Objective 1:
Copy the entries word for word, from the first line through the line that contains "site-brand-link[interactable]: ORLEANS PARISH", with both of those lines included.
——
One key thing to know when creating messages about sensitive subject matter is that it is important to be mindful of the language you are using, but that no message can ever be created so perfectly that no one is able to find some issue with it. If someone does object to a well-intentioned post, always begin by listening carefully to the issue raised as well as the worldview that it represents. The person speaking out may have good insight or may be feeling pain from a personal experience and simply needs the opportunity to be heard, but substantive and thoughtful revision may also be required.

Below are a few helpful tips that may help your communications team with drafting more inclusive messaging.

American Psychological Association (APA) Inclusive and Bias Free Language

Writing inclusively and without bias is the new standard, and APA’s new publication manual (7th edition) contains a separate chapter on this topic. The guidelines provided by APA help authors reduce bias around topics such as gender, age, disability, racial and ethnic identity, and sexual orientation, as well as being sensitive to labels and describing individuals at the appropriate level of specificity.

Some examples include:

  • The singular “they” or “their” is accepted and endorsed as a gender-neutral pronoun.
    • Not Advised: A researcher’s career depends on how often he or she is cited.
    • Preferred: A researcher’s career depends on how often they are cited.
  • Instead of using adjectives as nouns to label groups of people, descriptive phrases are preferred.
——
Objective 2:
According to the text on inclusive language, how is the singular "they" or "their" treated?

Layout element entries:
——
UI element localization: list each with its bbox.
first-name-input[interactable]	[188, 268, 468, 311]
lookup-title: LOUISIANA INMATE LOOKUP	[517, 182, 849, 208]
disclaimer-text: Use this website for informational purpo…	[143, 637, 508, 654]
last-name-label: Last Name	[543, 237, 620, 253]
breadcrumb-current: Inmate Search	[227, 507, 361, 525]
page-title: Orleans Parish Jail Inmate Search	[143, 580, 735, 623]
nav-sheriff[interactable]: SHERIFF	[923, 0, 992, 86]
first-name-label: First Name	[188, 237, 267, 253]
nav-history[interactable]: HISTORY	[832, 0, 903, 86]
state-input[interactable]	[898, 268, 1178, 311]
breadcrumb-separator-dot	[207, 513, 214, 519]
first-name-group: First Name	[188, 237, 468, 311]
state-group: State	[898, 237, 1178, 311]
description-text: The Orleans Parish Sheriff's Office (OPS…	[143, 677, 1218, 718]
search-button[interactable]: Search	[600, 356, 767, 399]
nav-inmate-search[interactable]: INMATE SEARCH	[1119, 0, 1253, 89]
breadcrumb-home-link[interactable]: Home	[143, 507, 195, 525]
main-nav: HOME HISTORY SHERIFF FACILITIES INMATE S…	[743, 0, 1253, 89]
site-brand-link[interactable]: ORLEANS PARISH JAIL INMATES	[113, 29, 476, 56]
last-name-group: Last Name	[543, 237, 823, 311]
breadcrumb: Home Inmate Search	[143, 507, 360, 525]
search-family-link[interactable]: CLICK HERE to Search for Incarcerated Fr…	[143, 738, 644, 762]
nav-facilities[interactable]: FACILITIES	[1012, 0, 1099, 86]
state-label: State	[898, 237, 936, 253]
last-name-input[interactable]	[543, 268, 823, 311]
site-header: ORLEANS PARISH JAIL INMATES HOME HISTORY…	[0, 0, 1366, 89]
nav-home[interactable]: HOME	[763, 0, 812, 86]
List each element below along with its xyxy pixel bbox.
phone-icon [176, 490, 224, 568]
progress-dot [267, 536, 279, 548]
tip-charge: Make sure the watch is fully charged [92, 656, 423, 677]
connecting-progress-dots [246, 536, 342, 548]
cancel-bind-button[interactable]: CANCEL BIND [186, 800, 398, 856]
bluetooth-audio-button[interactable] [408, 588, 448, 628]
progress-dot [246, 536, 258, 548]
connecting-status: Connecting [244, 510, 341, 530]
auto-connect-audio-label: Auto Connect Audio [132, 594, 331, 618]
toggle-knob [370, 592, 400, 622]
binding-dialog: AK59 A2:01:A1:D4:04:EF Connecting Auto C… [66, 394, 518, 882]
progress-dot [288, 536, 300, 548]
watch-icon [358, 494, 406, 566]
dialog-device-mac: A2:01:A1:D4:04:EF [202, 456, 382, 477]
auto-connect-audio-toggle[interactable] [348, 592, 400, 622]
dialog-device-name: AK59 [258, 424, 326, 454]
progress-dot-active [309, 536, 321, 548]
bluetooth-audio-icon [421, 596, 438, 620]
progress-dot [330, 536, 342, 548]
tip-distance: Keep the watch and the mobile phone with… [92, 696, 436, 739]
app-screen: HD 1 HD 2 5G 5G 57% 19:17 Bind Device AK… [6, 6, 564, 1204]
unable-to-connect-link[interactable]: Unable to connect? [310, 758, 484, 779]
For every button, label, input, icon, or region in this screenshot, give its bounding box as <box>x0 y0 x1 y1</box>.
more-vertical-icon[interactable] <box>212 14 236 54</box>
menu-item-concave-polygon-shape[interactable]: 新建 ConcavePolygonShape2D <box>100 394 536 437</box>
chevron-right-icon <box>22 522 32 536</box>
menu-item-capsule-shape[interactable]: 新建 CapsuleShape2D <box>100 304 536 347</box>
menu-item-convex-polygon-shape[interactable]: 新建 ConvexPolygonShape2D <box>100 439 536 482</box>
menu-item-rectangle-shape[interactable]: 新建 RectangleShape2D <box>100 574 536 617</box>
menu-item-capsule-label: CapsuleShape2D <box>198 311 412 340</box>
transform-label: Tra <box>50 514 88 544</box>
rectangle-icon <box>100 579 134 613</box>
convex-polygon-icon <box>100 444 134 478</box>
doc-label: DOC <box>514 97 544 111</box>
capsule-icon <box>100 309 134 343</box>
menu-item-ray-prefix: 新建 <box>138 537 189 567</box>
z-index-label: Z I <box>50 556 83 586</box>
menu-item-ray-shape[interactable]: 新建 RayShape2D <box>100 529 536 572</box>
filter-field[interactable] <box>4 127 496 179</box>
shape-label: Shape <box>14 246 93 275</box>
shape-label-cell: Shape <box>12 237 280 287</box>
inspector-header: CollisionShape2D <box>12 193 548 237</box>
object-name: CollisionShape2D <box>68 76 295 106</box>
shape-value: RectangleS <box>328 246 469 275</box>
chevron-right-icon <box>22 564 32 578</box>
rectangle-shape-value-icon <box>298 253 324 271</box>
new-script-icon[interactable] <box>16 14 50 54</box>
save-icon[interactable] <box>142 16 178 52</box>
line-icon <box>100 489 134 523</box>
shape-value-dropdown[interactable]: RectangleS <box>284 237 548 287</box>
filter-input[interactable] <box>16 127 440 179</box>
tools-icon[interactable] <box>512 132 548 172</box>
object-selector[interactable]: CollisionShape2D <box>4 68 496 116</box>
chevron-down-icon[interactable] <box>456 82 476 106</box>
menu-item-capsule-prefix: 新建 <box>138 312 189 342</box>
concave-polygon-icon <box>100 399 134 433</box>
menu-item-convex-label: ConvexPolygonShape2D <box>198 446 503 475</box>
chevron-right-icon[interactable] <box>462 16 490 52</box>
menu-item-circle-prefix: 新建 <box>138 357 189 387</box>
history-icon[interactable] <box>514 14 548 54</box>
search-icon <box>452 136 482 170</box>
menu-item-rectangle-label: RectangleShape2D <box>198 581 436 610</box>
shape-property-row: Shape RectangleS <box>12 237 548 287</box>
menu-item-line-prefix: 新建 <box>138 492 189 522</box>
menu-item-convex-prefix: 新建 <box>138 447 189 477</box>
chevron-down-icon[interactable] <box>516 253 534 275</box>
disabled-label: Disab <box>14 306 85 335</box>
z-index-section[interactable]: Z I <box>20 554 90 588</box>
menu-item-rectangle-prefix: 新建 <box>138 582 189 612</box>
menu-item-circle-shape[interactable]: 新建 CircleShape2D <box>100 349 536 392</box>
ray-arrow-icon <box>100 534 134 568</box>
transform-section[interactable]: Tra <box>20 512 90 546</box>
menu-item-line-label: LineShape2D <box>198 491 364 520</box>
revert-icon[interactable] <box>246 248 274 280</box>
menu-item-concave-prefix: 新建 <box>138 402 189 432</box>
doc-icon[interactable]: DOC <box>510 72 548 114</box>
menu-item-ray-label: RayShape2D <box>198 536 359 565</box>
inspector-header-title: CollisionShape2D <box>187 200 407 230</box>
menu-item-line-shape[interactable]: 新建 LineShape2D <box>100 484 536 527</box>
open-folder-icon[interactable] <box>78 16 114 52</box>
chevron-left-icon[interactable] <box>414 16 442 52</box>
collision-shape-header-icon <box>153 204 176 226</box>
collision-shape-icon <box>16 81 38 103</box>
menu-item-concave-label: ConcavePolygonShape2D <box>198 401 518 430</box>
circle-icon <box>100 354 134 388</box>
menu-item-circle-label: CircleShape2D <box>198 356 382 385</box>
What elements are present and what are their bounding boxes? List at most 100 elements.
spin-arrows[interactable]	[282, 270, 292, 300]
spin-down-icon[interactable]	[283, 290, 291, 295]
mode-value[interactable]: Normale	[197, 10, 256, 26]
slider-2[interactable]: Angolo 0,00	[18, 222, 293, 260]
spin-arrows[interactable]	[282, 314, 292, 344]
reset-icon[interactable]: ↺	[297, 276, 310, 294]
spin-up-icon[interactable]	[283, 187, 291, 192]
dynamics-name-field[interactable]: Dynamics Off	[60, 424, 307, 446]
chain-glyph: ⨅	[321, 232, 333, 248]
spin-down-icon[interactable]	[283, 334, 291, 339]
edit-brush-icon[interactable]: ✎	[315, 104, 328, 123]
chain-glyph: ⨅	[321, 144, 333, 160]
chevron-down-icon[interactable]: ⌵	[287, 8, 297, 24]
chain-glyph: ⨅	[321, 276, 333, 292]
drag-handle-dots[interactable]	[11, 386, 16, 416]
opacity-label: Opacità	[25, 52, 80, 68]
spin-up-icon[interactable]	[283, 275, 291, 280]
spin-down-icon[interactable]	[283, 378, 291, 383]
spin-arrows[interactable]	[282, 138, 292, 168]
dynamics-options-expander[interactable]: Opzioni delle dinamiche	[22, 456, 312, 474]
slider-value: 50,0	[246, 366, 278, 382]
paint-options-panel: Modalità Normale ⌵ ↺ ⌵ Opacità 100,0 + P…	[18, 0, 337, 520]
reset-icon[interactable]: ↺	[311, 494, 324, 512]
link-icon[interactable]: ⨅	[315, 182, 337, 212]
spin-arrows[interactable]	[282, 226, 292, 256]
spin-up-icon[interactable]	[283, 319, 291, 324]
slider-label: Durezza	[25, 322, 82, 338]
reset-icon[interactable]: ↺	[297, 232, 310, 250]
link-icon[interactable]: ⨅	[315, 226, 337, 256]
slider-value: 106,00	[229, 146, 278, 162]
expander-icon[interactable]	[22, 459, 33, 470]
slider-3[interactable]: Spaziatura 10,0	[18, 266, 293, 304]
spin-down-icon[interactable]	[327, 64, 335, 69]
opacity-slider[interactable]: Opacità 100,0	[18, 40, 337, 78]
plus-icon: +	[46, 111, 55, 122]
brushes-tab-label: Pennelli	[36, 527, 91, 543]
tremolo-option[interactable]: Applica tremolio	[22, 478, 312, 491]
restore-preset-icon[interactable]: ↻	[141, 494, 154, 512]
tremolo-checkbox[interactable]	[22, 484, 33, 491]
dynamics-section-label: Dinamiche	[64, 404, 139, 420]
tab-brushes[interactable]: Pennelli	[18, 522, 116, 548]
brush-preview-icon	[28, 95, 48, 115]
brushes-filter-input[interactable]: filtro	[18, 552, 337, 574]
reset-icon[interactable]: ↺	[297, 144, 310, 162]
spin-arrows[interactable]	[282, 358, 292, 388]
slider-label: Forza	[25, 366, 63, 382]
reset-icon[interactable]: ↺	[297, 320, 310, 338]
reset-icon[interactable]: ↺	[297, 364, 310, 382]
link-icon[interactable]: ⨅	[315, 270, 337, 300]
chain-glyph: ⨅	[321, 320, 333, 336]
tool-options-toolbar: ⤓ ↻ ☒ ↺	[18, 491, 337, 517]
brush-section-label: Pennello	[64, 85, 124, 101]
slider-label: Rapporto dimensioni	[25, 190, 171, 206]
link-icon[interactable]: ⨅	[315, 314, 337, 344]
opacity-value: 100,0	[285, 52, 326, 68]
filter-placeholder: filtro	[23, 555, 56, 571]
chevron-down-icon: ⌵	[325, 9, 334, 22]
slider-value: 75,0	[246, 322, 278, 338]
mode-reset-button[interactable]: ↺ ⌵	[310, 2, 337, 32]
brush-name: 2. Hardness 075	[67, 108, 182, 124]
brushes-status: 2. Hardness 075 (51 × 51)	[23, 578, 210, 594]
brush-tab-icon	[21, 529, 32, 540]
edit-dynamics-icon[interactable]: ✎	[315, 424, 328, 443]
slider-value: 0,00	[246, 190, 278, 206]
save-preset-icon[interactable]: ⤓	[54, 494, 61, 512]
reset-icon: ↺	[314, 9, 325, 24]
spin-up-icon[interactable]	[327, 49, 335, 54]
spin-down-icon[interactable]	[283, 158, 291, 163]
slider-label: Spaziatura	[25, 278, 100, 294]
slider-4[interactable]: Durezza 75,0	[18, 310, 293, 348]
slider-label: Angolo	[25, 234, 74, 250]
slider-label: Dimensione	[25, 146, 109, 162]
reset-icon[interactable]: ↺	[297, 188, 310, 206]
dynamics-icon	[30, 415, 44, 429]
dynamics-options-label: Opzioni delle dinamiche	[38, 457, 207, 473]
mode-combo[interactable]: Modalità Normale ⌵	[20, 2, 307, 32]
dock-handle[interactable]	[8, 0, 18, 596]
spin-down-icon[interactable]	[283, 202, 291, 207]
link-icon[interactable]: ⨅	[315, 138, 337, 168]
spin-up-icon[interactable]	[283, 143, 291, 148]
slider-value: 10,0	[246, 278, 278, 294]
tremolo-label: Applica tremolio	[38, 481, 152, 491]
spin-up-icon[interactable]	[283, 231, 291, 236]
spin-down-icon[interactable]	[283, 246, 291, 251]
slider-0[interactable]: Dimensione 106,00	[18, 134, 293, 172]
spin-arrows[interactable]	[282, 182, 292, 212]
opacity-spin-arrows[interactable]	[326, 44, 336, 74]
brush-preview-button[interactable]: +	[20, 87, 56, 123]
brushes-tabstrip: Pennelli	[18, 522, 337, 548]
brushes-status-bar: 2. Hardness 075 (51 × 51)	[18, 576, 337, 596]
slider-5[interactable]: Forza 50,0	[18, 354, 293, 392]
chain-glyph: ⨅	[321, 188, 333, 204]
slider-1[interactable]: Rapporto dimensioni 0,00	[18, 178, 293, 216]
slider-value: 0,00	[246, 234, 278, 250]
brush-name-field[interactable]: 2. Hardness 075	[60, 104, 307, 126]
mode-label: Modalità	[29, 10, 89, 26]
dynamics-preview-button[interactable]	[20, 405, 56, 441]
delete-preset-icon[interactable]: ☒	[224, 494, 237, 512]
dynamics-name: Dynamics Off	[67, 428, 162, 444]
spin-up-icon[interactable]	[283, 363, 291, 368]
——
Full output 1:
UI element localization: list each with its bbox.
first-name-input[interactable]	[188, 268, 468, 311]
lookup-title: LOUISIANA INMATE LOOKUP	[517, 182, 849, 208]
disclaimer-text: Use this website for informational purpo…	[143, 637, 508, 654]
last-name-label: Last Name	[543, 237, 620, 253]
breadcrumb-current: Inmate Search	[227, 507, 361, 525]
page-title: Orleans Parish Jail Inmate Search	[143, 580, 735, 623]
nav-sheriff[interactable]: SHERIFF	[923, 0, 992, 86]
first-name-label: First Name	[188, 237, 267, 253]
nav-history[interactable]: HISTORY	[832, 0, 903, 86]
state-input[interactable]	[898, 268, 1178, 311]
breadcrumb-separator-dot	[207, 513, 214, 519]
first-name-group: First Name	[188, 237, 468, 311]
state-group: State	[898, 237, 1178, 311]
description-text: The Orleans Parish Sheriff's Office (OPS…	[143, 677, 1218, 718]
search-button[interactable]: Search	[600, 356, 767, 399]
nav-inmate-search[interactable]: INMATE SEARCH	[1119, 0, 1253, 89]
breadcrumb-home-link[interactable]: Home	[143, 507, 195, 525]
main-nav: HOME HISTORY SHERIFF FACILITIES INMATE S…	[743, 0, 1253, 89]
site-brand-link[interactable]: ORLEANS PARISH JAIL INMATES	[113, 29, 476, 56]

Full output 2:
It is accepted and endorsed as a gender-neutral pronoun.